- Prompt -
The records below must be retyped exactly.
- - -
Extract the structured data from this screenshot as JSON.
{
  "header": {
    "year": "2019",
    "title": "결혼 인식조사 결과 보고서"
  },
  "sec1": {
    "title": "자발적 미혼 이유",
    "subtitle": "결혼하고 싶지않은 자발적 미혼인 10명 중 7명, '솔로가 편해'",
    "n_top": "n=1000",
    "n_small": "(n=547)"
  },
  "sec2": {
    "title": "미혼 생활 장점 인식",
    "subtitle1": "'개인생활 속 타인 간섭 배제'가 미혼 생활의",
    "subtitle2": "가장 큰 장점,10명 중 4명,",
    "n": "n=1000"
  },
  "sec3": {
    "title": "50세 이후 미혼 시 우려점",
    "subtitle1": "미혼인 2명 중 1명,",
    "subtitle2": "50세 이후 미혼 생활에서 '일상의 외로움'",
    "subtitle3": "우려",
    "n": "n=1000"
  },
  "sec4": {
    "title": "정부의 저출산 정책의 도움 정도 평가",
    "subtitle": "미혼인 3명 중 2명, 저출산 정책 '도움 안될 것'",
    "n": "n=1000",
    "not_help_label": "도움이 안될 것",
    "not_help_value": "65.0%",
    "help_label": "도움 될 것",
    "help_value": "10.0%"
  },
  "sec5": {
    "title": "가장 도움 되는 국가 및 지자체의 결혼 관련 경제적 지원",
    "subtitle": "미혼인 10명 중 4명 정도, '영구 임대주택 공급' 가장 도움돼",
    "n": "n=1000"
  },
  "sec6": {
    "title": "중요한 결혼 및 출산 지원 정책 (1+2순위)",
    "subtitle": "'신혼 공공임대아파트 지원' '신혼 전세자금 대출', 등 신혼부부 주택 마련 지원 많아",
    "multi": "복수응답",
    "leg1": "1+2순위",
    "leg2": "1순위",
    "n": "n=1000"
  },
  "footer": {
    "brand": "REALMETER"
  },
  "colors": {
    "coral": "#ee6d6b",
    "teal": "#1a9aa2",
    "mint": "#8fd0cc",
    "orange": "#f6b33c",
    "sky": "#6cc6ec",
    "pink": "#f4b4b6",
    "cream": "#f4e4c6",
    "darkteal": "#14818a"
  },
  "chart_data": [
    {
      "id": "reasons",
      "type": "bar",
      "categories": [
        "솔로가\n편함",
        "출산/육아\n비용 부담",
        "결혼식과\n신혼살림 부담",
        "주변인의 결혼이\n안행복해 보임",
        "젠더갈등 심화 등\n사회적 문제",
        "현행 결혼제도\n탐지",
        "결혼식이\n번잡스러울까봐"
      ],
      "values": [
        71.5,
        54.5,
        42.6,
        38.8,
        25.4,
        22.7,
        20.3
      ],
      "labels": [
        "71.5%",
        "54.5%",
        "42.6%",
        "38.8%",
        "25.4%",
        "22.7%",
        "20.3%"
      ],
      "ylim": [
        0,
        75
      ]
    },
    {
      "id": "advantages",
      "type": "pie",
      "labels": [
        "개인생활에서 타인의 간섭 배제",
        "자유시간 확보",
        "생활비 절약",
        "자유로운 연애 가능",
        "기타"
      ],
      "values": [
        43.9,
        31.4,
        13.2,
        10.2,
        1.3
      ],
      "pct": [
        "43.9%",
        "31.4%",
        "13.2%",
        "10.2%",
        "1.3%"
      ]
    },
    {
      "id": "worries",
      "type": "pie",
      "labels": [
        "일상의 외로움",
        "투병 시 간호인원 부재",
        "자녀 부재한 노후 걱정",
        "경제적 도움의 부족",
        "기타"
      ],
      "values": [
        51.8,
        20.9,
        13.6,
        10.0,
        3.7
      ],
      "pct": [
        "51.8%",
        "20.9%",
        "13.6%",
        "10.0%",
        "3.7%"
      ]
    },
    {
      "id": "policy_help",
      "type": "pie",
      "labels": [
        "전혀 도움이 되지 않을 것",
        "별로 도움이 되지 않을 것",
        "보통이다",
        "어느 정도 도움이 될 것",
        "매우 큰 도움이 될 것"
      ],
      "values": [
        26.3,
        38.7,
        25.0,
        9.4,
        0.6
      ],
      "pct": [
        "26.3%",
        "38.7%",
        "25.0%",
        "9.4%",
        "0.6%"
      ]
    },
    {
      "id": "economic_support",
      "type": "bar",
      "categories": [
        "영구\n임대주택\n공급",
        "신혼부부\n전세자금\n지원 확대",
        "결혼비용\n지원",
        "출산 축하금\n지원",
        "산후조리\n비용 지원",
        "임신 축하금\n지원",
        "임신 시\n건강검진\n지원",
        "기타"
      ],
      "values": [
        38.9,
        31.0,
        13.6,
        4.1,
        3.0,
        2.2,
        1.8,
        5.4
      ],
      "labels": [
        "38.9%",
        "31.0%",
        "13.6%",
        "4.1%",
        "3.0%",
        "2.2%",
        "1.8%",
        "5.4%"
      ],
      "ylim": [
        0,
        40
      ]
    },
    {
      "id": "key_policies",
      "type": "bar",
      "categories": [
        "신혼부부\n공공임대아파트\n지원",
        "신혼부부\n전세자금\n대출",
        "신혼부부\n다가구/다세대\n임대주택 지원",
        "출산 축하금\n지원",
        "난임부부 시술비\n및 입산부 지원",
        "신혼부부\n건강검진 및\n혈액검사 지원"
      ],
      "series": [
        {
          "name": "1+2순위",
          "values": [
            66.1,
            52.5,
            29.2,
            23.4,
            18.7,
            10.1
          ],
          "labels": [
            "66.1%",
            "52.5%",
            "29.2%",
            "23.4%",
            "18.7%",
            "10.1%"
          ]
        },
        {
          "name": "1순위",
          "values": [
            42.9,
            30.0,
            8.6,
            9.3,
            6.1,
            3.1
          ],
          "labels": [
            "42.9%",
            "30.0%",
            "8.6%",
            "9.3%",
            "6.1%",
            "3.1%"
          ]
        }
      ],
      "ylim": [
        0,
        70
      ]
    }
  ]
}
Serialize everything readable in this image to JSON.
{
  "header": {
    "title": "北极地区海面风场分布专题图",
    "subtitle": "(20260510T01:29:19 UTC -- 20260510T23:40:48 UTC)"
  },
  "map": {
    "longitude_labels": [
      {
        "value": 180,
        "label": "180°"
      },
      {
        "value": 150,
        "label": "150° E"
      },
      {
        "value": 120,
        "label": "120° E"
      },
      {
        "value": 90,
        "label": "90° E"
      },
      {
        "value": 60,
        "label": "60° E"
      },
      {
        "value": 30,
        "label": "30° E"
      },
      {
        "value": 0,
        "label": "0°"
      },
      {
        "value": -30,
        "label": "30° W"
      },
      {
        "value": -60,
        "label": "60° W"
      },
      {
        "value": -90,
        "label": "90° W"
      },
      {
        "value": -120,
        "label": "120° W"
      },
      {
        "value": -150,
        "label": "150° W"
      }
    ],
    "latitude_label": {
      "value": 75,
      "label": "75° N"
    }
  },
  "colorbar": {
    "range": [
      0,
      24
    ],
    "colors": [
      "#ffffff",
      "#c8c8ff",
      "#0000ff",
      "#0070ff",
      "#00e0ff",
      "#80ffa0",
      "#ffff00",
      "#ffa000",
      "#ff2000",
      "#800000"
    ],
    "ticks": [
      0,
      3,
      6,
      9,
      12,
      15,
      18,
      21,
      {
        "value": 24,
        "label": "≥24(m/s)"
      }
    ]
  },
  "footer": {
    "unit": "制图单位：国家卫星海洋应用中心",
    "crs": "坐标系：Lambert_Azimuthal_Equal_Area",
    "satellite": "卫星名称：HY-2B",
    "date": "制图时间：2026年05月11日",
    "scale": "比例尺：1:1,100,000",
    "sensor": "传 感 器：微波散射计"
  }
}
- - -
- Answer for this exercise -
Extract the structured data from this screenshot as JSON.
{
  "header": {
    "year": "2019",
    "title": "결혼 인식조사 결과 보고서"
  },
  "sec1": {
    "title": "자발적 미혼 이유",
    "subtitle": "결혼하고 싶지않은 자발적 미혼인 10명 중 7명, '솔로가 편해'",
    "n_top": "n=1000",
    "n_small": "(n=547)"
  },
  "sec2": {
    "title": "미혼 생활 장점 인식",
    "subtitle1": "'개인생활 속 타인 간섭 배제'가 미혼 생활의",
    "subtitle2": "가장 큰 장점,10명 중 4명,",
    "n": "n=1000"
  },
  "sec3": {
    "title": "50세 이후 미혼 시 우려점",
    "subtitle1": "미혼인 2명 중 1명,",
    "subtitle2": "50세 이후 미혼 생활에서 '일상의 외로움'",
    "subtitle3": "우려",
    "n": "n=1000"
  },
  "sec4": {
    "title": "정부의 저출산 정책의 도움 정도 평가",
    "subtitle": "미혼인 3명 중 2명, 저출산 정책 '도움 안될 것'",
    "n": "n=1000",
    "not_help_label": "도움이 안될 것",
    "not_help_value": "65.0%",
    "help_label": "도움 될 것",
    "help_value": "10.0%"
  },
  "sec5": {
    "title": "가장 도움 되는 국가 및 지자체의 결혼 관련 경제적 지원",
    "subtitle": "미혼인 10명 중 4명 정도, '영구 임대주택 공급' 가장 도움돼",
    "n": "n=1000"
  },
  "sec6": {
    "title": "중요한 결혼 및 출산 지원 정책 (1+2순위)",
    "subtitle": "'신혼 공공임대아파트 지원' '신혼 전세자금 대출', 등 신혼부부 주택 마련 지원 많아",
    "multi": "복수응답",
    "leg1": "1+2순위",
    "leg2": "1순위",
    "n": "n=1000"
  },
  "footer": {
    "brand": "REALMETER"
  },
  "colors": {
    "coral": "#ee6d6b",
    "teal": "#1a9aa2",
    "mint": "#8fd0cc",
    "orange": "#f6b33c",
    "sky": "#6cc6ec",
    "pink": "#f4b4b6",
    "cream": "#f4e4c6",
    "darkteal": "#14818a"
  },
  "chart_data": [
    {
      "id": "reasons",
      "type": "bar",
      "categories": [
        "솔로가\n편함",
        "출산/육아\n비용 부담",
        "결혼식과\n신혼살림 부담",
        "주변인의 결혼이\n안행복해 보임",
        "젠더갈등 심화 등\n사회적 문제",
        "현행 결혼제도\n탐지",
        "결혼식이\n번잡스러울까봐"
      ],
      "values": [
        71.5,
        54.5,
        42.6,
        38.8,
        25.4,
        22.7,
        20.3
      ],
      "labels": [
        "71.5%",
        "54.5%",
        "42.6%",
        "38.8%",
        "25.4%",
        "22.7%",
        "20.3%"
      ],
      "ylim": [
        0,
        75
      ]
    },
    {
      "id": "advantages",
      "type": "pie",
      "labels": [
        "개인생활에서 타인의 간섭 배제",
        "자유시간 확보",
        "생활비 절약",
        "자유로운 연애 가능",
        "기타"
      ],
      "values": [
        43.9,
        31.4,
        13.2,
        10.2,
        1.3
      ],
      "pct": [
        "43.9%",
        "31.4%",
        "13.2%",
        "10.2%",
        "1.3%"
      ]
    },
    {
      "id": "worries",
      "type": "pie",
      "labels": [
        "일상의 외로움",
        "투병 시 간호인원 부재",
        "자녀 부재한 노후 걱정",
        "경제적 도움의 부족",
        "기타"
      ],
      "values": [
        51.8,
        20.9,
        13.6,
        10.0,
        3.7
      ],
      "pct": [
        "51.8%",
        "20.9%",
        "13.6%",
        "10.0%",
        "3.7%"
      ]
    },
    {
      "id": "policy_help",
      "type": "pie",
      "labels": [
        "전혀 도움이 되지 않을 것",
        "별로 도움이 되지 않을 것",
        "보통이다",
        "어느 정도 도움이 될 것",
        "매우 큰 도움이 될 것"
      ],
      "values": [
        26.3,
        38.7,
        25.0,
        9.4,
        0.6
      ],
      "pct": [
        "26.3%",
        "38.7%",
        "25.0%",
        "9.4%",
        "0.6%"
      ]
    },
    {
      "id": "economic_support",
      "type": "bar",
      "categories": [
        "영구\n임대주택\n공급",
        "신혼부부\n전세자금\n지원 확대",
        "결혼비용\n지원",
        "출산 축하금\n지원",
        "산후조리\n비용 지원",
        "임신 축하금\n지원",
        "임신 시\n건강검진\n지원",
        "기타"
      ],
      "values": [
        38.9,
        31.0,
        13.6,
        4.1,
        3.0,
        2.2,
        1.8,
        5.4
      ],
      "labels": [
        "38.9%",
        "31.0%",
        "13.6%",
        "4.1%",
        "3.0%",
        "2.2%",
        "1.8%",
        "5.4%"
      ],
      "ylim": [
        0,
        40
      ]
    },
    {
      "id": "key_policies",
      "type": "bar",
      "categories": [
        "신혼부부\n공공임대아파트\n지원",
        "신혼부부\n전세자금\n대출",
        "신혼부부\n다가구/다세대\n임대주택 지원",
        "출산 축하금\n지원",
        "난임부부 시술비\n및 입산부 지원",
        "신혼부부\n건강검진 및\n혈액검사 지원"
      ],
      "series": [
        {
          "name": "1+2순위",
          "values": [
            66.1,
            52.5,
            29.2,
            23.4,
            18.7,
            10.1
          ],
          "labels": [
            "66.1%",
            "52.5%",
            "29.2%",
            "23.4%",
            "18.7%",
            "10.1%"
          ]
        },
        {
          "name": "1순위",
          "values": [
            42.9,
            30.0,
            8.6,
            9.3,
            6.1,
            3.1
          ],
          "labels": [
            "42.9%",
            "30.0%",
            "8.6%",
            "9.3%",
            "6.1%",
            "3.1%"
          ]
        }
      ],
      "ylim": [
        0,
        70
      ]
    }
  ]
}
Serialize everything readable in this image to JSON.
{
  "header": {
    "title": "北极地区海面风场分布专题图",
    "subtitle": "(20260510T01:29:19 UTC -- 20260510T23:40:48 UTC)"
  },
  "map": {
    "longitude_labels": [
      {
        "value": 180,
        "label": "180°"
      },
      {
        "value": 150,
        "label": "150° E"
      },
      {
        "value": 120,
        "label": "120° E"
      },
      {
        "value": 90,
        "label": "90° E"
      },
      {
        "value": 60,
        "label": "60° E"
      },
      {
        "value": 30,
        "label": "30° E"
      },
      {
        "value": 0,
        "label": "0°"
      },
      {
        "value": -30,
        "label": "30° W"
      },
      {
        "value": -60,
        "label": "60° W"
      },
      {
        "value": -90,
        "label": "90° W"
      },
      {
        "value": -120,
        "label": "120° W"
      },
      {
        "value": -150,
        "label": "150° W"
      }
    ],
    "latitude_label": {
      "value": 75,
      "label": "75° N"
    }
  },
  "colorbar": {
    "range": [
      0,
      24
    ],
    "colors": [
      "#ffffff",
      "#c8c8ff",
      "#0000ff",
      "#0070ff",
      "#00e0ff",
      "#80ffa0",
      "#ffff00",
      "#ffa000",
      "#ff2000",
      "#800000"
    ],
    "ticks": [
      0,
      3,
      6,
      9,
      12,
      15,
      18,
      21,
      {
        "value": 24,
        "label": "≥24(m/s)"
      }
    ]
  },
  "footer": {
    "unit": "制图单位：国家卫星海洋应用中心",
    "crs": "坐标系：Lambert_Azimuthal_Equal_Area",
    "satellite": "卫星名称：HY-2B",
    "date": "制图时间：2026年05月11日",
    "scale": "比例尺：1:1,100,000",
    "sensor": "传 感 器：微波散射计"
  }
}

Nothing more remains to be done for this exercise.